Exercise brief |
Copy out each line of the entries where the word "cycle" is present.

Available records |
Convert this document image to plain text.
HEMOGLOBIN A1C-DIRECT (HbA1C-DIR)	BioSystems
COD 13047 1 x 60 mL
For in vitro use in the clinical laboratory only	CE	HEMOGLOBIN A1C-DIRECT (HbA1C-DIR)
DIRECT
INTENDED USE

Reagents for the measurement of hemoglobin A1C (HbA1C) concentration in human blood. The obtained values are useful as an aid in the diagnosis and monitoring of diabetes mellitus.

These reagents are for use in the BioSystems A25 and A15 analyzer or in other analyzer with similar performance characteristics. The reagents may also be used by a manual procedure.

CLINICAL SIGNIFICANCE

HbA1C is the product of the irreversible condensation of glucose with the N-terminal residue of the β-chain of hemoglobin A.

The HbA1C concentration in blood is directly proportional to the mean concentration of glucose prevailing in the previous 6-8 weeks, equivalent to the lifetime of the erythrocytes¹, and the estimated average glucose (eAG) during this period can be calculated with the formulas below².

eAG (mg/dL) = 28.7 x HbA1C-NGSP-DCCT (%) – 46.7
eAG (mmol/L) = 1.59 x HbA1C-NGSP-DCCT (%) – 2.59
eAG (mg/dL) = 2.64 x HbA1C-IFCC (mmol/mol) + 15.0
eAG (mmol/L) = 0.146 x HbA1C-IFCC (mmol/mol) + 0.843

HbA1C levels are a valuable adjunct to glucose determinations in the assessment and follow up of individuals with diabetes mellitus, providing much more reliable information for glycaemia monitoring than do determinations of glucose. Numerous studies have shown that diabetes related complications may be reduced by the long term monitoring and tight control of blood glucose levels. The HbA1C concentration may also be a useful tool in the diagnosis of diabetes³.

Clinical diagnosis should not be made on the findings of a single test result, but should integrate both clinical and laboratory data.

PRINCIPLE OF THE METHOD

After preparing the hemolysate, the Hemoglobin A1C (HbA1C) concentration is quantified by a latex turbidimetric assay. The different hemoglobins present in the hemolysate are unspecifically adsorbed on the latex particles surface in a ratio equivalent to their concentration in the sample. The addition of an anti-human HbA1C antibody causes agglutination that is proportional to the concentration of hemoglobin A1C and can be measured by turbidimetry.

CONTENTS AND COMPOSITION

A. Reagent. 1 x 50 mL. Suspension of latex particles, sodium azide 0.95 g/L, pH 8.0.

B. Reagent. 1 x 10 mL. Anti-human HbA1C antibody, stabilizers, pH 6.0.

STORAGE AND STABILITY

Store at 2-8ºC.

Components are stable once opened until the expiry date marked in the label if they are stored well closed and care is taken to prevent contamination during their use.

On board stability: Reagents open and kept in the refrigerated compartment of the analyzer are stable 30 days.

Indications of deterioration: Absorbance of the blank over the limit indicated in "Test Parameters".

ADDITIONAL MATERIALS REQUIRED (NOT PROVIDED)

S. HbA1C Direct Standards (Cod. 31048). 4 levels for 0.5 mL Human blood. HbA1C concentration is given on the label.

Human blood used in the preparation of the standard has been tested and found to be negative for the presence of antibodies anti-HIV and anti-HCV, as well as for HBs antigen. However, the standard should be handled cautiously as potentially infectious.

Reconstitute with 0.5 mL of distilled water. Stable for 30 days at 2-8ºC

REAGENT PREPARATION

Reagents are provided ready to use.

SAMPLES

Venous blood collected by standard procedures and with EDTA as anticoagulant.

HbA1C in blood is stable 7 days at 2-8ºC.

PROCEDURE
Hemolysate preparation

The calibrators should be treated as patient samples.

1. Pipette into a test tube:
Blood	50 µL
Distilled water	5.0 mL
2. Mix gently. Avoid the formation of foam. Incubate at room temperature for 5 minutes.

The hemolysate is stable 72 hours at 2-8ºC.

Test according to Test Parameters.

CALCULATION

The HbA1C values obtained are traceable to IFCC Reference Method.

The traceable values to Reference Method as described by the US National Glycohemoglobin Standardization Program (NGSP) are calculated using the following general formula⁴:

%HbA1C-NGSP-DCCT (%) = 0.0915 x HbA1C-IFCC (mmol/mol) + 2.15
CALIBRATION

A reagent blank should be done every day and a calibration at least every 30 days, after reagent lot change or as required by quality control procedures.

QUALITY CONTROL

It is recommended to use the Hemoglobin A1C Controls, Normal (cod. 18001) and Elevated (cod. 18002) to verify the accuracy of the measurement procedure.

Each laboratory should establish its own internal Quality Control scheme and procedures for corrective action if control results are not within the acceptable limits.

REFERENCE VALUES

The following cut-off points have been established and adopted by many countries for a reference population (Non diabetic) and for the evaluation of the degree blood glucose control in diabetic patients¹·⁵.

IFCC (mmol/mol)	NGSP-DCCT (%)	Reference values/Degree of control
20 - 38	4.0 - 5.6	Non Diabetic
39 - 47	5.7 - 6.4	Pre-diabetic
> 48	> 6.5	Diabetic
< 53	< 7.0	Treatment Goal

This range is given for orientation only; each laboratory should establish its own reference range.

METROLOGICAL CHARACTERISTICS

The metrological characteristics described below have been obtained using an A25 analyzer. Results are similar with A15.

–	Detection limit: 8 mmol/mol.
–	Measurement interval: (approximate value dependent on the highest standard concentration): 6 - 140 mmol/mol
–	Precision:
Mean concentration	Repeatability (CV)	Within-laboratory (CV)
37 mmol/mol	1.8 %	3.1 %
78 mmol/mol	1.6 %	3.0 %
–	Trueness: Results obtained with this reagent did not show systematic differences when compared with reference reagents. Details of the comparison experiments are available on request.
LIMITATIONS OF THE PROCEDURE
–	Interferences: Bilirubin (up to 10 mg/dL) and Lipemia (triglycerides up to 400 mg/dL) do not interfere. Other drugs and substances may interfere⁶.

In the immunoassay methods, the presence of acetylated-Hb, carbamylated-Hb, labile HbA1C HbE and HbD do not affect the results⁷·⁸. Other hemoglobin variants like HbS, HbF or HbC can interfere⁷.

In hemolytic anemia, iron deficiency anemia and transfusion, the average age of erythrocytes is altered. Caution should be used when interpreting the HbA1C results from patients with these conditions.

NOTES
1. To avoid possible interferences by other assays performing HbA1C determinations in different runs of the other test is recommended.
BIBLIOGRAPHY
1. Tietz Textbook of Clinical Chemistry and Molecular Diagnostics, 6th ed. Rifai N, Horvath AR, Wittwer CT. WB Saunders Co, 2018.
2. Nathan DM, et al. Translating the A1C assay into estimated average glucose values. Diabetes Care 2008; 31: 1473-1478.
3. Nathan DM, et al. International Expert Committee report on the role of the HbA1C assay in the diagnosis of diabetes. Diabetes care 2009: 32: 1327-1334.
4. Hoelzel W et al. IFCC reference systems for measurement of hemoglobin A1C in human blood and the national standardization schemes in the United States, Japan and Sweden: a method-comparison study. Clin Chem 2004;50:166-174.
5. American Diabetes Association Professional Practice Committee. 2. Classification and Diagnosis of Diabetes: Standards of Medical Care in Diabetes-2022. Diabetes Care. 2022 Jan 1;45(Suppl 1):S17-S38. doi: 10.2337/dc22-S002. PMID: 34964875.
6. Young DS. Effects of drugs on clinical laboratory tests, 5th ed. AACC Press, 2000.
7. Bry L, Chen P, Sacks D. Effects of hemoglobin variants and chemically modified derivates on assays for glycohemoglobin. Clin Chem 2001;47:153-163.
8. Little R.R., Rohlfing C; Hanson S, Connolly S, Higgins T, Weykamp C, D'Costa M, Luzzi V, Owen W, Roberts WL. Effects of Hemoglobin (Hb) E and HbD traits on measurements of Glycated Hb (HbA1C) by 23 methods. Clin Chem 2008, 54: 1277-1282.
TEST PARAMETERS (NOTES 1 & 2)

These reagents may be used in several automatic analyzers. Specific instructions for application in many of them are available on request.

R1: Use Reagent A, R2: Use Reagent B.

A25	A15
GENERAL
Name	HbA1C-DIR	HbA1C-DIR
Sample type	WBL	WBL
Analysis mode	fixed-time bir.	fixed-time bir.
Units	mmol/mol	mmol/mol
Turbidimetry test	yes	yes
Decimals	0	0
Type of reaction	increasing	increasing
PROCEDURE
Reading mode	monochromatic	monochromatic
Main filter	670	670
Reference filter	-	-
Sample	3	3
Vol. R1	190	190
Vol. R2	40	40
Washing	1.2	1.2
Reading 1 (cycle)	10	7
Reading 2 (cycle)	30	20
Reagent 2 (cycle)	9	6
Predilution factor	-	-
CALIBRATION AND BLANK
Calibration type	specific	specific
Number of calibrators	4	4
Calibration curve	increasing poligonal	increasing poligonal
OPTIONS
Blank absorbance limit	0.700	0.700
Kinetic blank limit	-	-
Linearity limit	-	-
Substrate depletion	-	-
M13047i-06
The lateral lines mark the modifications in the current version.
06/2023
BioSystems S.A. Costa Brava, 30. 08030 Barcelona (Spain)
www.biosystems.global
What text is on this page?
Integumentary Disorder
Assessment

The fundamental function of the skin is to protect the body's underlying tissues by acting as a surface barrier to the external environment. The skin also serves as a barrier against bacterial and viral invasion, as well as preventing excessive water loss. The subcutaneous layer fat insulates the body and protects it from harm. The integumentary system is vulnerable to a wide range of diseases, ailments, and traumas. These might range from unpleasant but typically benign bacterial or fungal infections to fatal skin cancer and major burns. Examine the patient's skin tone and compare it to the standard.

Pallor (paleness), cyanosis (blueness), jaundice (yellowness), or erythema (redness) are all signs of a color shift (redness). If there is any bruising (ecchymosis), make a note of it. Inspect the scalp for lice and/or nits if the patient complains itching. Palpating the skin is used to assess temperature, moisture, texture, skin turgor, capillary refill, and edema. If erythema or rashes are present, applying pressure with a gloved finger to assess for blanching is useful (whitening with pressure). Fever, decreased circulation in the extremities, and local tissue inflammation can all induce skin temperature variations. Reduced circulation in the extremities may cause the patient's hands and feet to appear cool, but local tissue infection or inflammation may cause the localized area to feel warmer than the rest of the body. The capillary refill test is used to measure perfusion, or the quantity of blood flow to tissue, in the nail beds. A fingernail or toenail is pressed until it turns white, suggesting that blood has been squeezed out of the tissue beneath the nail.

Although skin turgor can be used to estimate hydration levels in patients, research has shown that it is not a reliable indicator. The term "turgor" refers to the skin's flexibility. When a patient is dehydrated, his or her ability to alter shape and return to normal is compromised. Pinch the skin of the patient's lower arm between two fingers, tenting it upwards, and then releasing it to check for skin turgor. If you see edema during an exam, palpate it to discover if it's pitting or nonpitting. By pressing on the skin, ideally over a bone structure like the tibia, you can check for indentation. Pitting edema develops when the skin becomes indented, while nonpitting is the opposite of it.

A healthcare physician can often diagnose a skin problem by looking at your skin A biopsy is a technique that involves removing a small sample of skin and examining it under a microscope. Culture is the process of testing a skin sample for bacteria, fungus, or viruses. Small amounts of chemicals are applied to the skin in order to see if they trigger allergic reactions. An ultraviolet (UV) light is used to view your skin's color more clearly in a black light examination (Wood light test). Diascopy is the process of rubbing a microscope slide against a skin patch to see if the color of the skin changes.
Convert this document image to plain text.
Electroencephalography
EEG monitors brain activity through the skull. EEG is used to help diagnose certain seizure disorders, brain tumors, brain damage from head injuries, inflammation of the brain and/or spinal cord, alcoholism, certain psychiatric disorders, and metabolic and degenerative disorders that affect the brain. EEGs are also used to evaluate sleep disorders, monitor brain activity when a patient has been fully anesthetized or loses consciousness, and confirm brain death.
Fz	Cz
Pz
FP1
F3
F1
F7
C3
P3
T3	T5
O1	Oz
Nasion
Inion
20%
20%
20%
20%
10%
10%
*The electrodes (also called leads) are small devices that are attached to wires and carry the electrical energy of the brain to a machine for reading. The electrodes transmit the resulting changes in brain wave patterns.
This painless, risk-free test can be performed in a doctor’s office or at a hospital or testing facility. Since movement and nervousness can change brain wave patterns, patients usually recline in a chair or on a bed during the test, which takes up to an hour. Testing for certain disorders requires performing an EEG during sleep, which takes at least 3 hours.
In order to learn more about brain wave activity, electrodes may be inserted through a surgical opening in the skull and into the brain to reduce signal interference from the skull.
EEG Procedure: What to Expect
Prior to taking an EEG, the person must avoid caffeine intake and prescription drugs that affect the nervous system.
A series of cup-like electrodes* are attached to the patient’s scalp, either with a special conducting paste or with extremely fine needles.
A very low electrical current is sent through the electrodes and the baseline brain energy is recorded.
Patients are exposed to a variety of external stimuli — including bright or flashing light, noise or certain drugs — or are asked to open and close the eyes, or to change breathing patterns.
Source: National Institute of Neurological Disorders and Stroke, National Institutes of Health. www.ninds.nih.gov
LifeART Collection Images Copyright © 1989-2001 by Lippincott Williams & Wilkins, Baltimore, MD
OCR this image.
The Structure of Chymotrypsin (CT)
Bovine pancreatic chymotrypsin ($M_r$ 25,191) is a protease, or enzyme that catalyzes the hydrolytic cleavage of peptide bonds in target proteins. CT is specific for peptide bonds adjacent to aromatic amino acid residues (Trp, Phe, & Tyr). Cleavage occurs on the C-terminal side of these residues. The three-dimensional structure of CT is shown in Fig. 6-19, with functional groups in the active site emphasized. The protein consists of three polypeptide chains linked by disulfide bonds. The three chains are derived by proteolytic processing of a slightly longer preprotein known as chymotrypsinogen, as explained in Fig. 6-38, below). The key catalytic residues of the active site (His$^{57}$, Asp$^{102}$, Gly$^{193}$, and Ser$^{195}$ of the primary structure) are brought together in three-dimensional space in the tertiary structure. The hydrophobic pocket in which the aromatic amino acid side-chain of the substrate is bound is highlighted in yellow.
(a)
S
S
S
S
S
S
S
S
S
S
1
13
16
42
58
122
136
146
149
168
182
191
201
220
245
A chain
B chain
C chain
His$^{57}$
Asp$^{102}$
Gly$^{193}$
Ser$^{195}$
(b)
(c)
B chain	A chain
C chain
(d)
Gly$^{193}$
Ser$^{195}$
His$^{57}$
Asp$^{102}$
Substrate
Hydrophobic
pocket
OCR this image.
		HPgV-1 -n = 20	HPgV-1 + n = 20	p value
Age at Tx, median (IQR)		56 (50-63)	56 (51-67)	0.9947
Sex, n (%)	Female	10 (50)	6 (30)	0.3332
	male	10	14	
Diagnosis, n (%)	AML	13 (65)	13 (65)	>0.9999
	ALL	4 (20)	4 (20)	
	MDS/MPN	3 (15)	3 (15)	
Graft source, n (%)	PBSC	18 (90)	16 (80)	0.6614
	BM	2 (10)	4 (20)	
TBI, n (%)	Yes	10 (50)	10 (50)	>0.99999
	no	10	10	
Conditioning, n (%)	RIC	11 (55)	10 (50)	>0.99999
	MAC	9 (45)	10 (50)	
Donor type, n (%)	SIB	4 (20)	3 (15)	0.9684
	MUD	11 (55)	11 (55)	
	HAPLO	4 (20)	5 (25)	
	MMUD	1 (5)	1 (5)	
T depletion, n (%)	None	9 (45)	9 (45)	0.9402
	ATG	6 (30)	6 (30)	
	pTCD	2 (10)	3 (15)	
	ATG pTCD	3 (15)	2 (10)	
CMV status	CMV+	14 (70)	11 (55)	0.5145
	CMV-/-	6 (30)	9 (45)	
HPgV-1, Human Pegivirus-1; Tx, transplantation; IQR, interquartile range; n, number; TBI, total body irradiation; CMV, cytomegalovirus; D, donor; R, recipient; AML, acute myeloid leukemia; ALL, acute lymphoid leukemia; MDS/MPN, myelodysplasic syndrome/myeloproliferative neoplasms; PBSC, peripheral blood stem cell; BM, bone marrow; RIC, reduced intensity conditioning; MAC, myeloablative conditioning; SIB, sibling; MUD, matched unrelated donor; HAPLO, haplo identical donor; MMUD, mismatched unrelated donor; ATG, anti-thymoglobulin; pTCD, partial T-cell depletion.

Response below |
Reading 1 (cycle)	10	7
Reading 2 (cycle)	30	20
Reagent 2 (cycle)	9	6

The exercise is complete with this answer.